Short exercise —
Report the count of lines where the string "замена" appears, and nothing else.

Stored records:
========================================================================
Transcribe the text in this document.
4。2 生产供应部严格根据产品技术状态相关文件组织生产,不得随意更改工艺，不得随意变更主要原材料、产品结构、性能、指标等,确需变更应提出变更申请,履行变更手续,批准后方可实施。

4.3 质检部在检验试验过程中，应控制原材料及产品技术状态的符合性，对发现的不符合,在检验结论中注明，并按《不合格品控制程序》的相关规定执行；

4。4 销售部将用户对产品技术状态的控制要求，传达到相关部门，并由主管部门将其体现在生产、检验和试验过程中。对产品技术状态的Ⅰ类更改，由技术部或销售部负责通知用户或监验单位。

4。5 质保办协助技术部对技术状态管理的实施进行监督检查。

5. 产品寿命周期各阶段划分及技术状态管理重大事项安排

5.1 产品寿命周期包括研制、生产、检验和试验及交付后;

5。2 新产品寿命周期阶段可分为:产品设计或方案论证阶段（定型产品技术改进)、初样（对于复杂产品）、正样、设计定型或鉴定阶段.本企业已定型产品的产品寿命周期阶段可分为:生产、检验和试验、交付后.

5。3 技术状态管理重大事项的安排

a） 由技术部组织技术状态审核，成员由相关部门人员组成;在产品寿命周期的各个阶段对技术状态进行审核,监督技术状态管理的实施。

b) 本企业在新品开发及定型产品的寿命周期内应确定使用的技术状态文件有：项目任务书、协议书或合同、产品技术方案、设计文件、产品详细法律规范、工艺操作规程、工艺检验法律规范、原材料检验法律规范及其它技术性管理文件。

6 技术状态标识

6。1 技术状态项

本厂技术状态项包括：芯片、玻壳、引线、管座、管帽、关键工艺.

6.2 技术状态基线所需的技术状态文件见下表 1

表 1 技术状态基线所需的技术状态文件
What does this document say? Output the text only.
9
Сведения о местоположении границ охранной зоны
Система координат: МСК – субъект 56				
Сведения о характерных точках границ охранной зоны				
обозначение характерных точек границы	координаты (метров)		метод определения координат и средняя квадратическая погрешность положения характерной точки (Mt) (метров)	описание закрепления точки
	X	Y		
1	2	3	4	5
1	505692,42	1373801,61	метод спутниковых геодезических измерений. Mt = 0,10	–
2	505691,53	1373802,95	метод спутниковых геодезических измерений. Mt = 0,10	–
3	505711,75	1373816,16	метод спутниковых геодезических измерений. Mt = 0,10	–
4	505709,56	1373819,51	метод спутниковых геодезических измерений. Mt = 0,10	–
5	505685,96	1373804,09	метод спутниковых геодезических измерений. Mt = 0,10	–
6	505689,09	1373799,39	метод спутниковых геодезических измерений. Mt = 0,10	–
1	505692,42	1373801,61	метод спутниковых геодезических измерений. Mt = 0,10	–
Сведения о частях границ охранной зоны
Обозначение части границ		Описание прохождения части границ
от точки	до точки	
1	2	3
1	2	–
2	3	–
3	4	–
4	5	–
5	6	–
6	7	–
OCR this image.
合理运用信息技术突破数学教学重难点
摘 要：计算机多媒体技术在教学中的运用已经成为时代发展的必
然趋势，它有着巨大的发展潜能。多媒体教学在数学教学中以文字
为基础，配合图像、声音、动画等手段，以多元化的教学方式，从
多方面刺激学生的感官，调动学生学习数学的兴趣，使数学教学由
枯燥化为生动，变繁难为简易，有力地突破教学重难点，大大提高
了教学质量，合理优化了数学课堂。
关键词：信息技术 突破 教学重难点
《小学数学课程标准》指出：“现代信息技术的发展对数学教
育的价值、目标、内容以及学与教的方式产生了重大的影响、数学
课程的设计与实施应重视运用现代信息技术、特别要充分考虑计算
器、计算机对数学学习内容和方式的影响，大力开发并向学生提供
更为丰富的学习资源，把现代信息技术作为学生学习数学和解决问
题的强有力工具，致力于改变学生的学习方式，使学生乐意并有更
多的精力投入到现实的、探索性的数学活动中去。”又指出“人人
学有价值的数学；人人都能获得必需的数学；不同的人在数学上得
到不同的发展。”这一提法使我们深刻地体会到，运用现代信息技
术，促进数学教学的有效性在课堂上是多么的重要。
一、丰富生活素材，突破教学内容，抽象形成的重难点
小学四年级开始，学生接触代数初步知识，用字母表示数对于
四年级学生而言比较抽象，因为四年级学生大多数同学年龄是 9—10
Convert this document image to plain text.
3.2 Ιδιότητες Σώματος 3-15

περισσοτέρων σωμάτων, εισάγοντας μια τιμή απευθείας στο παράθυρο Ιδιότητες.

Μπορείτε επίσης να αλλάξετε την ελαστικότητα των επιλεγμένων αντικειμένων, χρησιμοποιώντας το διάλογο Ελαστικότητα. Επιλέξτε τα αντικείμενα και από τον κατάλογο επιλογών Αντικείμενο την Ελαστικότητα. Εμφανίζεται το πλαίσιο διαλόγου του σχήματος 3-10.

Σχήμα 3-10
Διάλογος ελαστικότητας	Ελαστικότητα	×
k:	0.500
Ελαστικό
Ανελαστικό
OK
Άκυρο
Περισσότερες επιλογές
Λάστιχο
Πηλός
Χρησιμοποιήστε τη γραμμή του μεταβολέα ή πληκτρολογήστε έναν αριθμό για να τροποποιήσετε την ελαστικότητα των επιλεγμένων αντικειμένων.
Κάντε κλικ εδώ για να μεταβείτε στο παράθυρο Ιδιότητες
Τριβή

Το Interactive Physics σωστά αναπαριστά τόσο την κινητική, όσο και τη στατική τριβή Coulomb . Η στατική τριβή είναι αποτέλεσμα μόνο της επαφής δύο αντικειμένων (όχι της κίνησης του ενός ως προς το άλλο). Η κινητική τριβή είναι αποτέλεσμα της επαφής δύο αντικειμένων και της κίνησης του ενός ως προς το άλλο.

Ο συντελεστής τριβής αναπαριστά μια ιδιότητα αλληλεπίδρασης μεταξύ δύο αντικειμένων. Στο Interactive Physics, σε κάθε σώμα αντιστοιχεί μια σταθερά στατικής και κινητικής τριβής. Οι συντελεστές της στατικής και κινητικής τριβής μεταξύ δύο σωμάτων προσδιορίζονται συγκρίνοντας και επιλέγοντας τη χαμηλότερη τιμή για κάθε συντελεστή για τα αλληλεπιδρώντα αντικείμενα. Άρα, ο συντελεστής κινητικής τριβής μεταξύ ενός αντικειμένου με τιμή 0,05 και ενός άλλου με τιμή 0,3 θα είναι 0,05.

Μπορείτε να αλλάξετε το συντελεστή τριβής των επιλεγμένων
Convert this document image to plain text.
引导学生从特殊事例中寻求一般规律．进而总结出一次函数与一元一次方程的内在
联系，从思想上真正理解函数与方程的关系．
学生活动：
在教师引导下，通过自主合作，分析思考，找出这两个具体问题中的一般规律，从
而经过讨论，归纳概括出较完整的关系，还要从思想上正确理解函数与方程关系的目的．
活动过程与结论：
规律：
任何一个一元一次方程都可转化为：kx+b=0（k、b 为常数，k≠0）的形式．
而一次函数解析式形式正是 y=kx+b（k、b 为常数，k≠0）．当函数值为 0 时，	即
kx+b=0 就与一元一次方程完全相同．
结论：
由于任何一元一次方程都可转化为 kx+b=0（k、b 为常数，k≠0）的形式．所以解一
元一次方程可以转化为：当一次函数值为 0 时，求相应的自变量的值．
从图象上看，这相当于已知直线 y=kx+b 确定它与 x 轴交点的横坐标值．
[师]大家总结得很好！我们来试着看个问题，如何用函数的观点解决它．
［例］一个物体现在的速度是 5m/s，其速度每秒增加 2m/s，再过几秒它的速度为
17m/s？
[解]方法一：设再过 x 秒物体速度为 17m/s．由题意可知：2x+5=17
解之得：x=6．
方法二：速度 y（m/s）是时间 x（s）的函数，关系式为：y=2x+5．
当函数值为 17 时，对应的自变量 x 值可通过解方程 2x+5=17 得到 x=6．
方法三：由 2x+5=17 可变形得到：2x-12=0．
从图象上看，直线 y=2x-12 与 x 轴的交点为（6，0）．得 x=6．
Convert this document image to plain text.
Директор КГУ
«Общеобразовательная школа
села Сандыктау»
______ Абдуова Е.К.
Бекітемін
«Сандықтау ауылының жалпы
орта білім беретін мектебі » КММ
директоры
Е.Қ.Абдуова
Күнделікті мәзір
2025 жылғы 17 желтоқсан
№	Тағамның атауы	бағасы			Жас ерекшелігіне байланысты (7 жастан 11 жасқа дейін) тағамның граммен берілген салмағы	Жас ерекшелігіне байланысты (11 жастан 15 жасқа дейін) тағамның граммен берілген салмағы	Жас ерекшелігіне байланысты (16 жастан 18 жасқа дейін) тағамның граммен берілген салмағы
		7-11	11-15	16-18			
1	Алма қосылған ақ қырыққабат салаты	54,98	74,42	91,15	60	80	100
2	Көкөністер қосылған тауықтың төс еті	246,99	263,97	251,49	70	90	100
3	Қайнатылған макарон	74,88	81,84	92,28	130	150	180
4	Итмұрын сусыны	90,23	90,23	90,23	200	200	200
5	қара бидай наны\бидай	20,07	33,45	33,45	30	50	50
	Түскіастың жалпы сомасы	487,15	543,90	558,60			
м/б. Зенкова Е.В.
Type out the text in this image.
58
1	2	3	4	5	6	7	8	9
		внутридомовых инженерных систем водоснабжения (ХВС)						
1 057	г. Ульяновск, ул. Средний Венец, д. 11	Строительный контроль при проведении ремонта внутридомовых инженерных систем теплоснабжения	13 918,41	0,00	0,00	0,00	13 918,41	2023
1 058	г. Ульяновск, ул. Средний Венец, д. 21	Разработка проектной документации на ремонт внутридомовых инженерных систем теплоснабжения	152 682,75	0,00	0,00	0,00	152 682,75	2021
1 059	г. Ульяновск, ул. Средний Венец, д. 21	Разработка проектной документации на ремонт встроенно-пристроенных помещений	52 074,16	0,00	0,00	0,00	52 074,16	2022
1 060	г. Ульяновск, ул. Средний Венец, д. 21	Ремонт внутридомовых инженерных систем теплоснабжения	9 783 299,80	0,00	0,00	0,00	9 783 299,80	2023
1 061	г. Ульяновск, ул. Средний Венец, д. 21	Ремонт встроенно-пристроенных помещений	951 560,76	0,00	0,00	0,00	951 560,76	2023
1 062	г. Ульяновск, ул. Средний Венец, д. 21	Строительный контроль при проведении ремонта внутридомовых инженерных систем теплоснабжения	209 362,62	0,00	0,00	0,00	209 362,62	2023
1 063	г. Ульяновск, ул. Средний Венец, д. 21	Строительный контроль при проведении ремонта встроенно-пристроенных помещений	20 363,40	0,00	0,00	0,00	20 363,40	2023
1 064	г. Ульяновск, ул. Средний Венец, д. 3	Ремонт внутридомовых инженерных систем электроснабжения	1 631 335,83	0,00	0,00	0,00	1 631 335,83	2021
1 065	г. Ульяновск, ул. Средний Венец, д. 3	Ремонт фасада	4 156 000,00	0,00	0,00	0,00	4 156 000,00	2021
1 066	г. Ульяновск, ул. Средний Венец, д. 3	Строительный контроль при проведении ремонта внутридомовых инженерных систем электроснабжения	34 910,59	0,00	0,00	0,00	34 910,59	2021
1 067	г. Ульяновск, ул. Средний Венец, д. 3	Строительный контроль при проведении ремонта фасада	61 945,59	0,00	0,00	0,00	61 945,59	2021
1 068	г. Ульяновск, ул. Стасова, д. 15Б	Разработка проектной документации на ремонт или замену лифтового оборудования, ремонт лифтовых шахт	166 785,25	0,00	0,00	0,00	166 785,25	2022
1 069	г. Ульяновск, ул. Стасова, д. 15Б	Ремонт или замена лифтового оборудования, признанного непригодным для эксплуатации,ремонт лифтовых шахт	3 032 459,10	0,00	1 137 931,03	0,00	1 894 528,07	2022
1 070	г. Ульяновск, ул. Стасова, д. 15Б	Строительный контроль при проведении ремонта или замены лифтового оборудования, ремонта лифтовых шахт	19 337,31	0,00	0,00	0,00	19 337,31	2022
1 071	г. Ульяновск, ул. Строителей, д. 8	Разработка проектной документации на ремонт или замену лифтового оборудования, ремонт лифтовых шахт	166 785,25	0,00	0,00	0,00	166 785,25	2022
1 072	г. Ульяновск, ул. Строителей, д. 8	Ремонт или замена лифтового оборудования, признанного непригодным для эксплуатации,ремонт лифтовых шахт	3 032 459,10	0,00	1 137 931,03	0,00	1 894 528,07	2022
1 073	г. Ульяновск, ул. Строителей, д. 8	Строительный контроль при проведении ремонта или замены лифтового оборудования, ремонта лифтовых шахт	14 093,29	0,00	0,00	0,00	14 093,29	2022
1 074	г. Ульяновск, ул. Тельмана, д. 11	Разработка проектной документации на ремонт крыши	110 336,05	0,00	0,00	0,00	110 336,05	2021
========================================================================
Task solution —
2